Document passage
By SANDY BURGHAM
If it's good enough for Garth George to write about Auckland City despite being ineligible to enter the write-about-your-city competition, it's good enough for me.
Gee, I am tossing up whether my favourite corner of the city is that nice carpark they erected in the spot where His Majesty's Theatre used to be, or that free turning lane in Symonds St, where for many years stood an old hotel that must have held many city secrets and stories.
At heart, I have always been a fairly typical Aucklander who loves the rest of New Zealand but just could never imagine living anywhere but Auckland. But a short trip to Wellington over Easter has illuminated why Wellingtonians don't sell up and come to live in our great city.
Having spent some time there in the 80s when it wasn't as cool, I could never understand why people bothered living in the capital. The weather was awful, there were few internal-access garages and the street life seemed to be a sea of anorak-wearing public-serving commuters.

Data shown
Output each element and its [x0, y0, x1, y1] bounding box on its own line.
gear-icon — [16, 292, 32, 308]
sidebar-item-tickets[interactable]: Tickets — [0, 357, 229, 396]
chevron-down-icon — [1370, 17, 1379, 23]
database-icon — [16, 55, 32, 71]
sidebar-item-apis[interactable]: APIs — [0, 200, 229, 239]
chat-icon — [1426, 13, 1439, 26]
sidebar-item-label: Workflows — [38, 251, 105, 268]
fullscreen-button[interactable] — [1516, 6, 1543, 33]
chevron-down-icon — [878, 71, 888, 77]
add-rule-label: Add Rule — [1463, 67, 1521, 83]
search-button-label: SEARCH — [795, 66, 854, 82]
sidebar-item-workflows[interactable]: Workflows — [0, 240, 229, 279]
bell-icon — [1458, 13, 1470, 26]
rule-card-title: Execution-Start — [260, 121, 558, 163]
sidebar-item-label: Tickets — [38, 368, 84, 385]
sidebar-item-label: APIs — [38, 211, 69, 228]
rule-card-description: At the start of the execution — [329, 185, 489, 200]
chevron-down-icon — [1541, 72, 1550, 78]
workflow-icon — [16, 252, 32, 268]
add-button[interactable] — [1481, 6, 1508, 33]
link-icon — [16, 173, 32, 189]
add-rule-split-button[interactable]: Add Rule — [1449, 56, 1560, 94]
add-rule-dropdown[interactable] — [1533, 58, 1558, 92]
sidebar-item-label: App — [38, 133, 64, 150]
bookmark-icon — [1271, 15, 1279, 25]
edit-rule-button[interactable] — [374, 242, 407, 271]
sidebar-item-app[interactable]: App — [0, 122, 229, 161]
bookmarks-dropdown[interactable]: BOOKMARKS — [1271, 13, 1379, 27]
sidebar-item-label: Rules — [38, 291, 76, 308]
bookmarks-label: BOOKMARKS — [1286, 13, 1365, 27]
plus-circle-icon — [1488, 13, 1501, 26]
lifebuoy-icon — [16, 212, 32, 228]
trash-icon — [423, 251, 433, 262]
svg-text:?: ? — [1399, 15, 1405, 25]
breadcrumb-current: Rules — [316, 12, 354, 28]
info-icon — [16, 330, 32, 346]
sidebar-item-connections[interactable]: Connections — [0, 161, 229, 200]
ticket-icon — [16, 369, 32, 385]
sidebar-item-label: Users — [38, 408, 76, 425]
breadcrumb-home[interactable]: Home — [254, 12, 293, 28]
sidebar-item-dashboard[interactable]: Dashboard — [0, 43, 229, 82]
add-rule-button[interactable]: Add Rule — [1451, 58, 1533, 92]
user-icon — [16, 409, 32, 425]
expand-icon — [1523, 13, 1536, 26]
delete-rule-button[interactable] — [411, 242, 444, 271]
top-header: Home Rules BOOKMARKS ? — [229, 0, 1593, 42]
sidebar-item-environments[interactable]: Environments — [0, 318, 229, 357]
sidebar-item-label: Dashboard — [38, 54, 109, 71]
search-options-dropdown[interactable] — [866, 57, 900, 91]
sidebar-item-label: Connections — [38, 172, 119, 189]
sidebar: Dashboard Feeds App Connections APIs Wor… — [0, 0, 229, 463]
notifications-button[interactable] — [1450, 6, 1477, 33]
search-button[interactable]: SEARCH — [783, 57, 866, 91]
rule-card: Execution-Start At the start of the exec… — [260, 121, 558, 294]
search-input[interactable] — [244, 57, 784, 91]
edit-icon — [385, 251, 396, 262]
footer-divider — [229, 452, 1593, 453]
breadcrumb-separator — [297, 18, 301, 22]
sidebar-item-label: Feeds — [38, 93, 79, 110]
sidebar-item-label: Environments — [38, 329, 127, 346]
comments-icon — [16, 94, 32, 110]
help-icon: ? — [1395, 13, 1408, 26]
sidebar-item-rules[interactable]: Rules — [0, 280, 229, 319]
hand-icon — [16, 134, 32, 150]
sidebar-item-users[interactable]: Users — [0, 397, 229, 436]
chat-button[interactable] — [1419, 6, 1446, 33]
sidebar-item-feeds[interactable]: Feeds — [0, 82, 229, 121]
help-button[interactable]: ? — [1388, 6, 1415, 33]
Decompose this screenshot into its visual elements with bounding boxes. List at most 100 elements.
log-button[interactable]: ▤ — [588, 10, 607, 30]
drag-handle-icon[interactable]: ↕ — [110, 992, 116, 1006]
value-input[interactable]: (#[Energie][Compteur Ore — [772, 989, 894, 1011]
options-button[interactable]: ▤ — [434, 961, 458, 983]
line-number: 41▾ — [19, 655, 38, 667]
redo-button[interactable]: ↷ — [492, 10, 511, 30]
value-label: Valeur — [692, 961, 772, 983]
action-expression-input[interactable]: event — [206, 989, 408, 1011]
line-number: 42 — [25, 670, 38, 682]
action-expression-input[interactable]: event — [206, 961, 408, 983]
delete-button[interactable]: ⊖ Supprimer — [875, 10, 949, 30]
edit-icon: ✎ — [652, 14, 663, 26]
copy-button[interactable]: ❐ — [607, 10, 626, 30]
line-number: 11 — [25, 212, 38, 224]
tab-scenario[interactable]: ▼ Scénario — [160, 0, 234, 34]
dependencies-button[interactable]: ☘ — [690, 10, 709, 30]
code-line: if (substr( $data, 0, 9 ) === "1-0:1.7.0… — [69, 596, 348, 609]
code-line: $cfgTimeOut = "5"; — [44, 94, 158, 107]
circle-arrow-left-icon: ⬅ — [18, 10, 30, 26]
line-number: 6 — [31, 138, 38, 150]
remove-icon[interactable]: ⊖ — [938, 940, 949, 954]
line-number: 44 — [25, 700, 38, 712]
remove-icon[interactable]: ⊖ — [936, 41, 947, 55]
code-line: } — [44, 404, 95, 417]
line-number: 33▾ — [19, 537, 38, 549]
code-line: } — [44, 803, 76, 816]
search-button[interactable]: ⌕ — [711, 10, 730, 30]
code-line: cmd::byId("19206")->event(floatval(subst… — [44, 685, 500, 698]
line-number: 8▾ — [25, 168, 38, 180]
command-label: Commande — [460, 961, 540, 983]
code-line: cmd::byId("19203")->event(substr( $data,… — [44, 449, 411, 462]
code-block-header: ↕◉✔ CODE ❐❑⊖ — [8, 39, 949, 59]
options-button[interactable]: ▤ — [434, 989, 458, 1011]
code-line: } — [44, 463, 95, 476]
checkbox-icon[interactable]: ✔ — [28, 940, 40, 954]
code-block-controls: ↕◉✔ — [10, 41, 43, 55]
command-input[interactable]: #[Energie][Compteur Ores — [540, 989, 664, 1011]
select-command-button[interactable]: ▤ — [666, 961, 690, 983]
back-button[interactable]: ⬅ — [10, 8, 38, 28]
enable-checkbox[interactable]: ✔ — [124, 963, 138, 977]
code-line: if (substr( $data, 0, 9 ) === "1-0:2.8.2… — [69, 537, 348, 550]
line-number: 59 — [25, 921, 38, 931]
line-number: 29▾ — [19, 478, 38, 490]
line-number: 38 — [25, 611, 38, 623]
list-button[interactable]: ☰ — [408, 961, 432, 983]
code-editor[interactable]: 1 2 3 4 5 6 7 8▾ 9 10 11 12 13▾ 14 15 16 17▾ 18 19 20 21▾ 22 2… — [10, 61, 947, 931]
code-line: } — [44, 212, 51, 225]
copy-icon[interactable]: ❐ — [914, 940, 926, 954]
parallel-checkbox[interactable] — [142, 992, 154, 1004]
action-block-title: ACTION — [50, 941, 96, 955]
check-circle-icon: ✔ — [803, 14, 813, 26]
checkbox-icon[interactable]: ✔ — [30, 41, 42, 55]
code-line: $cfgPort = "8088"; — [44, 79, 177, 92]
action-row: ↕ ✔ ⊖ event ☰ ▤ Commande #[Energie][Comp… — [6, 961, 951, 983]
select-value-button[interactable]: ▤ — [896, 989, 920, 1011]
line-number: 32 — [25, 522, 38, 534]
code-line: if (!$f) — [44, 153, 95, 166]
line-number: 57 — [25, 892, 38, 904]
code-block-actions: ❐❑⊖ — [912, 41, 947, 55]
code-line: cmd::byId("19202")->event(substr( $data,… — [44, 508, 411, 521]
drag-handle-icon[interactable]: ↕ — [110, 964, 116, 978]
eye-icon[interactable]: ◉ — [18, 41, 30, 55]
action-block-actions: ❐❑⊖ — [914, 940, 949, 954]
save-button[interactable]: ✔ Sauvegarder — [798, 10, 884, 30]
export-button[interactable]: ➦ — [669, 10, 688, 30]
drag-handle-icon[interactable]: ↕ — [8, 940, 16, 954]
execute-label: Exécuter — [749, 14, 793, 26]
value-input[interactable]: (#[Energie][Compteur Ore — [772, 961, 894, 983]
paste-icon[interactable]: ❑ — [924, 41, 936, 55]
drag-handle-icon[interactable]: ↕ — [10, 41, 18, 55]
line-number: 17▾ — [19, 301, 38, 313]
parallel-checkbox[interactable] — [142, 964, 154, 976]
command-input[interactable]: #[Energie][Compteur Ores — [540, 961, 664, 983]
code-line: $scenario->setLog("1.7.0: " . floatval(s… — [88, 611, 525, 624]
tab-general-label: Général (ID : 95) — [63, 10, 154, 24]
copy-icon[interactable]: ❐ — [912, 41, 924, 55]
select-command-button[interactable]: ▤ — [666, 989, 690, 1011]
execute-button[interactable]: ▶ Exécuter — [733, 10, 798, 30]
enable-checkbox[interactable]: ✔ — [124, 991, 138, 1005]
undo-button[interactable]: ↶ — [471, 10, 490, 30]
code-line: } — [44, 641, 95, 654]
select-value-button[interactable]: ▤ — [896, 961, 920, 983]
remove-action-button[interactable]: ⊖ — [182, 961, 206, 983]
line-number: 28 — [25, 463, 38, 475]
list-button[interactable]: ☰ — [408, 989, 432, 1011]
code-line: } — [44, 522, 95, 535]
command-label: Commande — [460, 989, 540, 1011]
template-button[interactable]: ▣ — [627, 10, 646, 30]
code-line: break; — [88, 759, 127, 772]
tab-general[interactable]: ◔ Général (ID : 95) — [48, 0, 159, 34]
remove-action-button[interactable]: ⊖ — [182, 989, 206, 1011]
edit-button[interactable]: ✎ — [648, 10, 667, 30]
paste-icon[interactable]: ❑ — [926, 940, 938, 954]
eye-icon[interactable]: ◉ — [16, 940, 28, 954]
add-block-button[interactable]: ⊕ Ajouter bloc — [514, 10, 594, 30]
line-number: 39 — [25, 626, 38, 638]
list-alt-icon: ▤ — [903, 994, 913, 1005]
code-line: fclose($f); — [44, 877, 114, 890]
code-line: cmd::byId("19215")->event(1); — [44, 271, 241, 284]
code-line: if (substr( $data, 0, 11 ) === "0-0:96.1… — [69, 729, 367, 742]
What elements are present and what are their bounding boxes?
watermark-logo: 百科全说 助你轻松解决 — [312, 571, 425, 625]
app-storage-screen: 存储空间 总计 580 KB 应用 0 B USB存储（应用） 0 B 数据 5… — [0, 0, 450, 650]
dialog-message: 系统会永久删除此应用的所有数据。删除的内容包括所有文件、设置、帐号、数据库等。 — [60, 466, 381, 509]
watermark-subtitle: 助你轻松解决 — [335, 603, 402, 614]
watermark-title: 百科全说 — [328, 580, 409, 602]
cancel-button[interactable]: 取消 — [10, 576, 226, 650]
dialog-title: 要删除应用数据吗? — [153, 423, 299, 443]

Your assignment
From the column about Auckland and Wellington, list every drawback the writer recalls from time spent in Wellington during the 80s. The material has no connection to the text.

Answer
- The weather was awful.
- There were few internal-access garages.
- The street life seemed to be a sea of anorak-wearing public-serving commuters.